Instructions to follow - Return every record below exactly as written, omitting any pictures.

____________

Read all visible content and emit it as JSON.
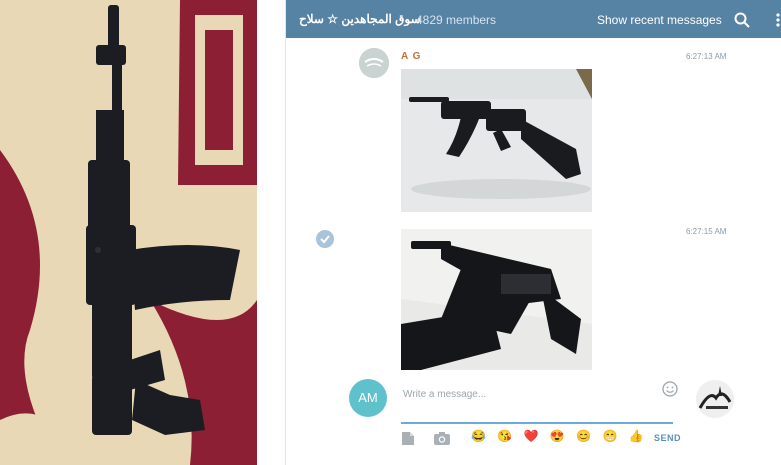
{
  "header": {
    "title": "سوق المجاهدين ☆ سلاح",
    "members": "4829 members",
    "show_recent": "Show recent messages"
  },
  "messages": [
    {
      "author": "A G",
      "time": "6:27:13 AM"
    },
    {
      "time": "6:27:15 AM"
    }
  ],
  "compose": {
    "avatar_initials": "AM",
    "placeholder": "Write a message...",
    "send_label": "SEND"
  },
  "emoji_bar": [
    "😂",
    "😘",
    "❤️",
    "😍",
    "😊",
    "😁",
    "👍"
  ],
  "colors": {
    "header": "#5682a3",
    "accent": "#5fc1cc",
    "author": "#c5703d"
  }
}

____________

Expected output -
Read all visible content and emit it as JSON.
{
  "header": {
    "title": "سوق المجاهدين ☆ سلاح",
    "members": "4829 members",
    "show_recent": "Show recent messages"
  },
  "messages": [
    {
      "author": "A G",
      "time": "6:27:13 AM"
    },
    {
      "time": "6:27:15 AM"
    }
  ],
  "compose": {
    "avatar_initials": "AM",
    "placeholder": "Write a message...",
    "send_label": "SEND"
  },
  "emoji_bar": [
    "😂",
    "😘",
    "❤️",
    "😍",
    "😊",
    "😁",
    "👍"
  ],
  "colors": {
    "header": "#5682a3",
    "accent": "#5fc1cc",
    "author": "#c5703d"
  }
}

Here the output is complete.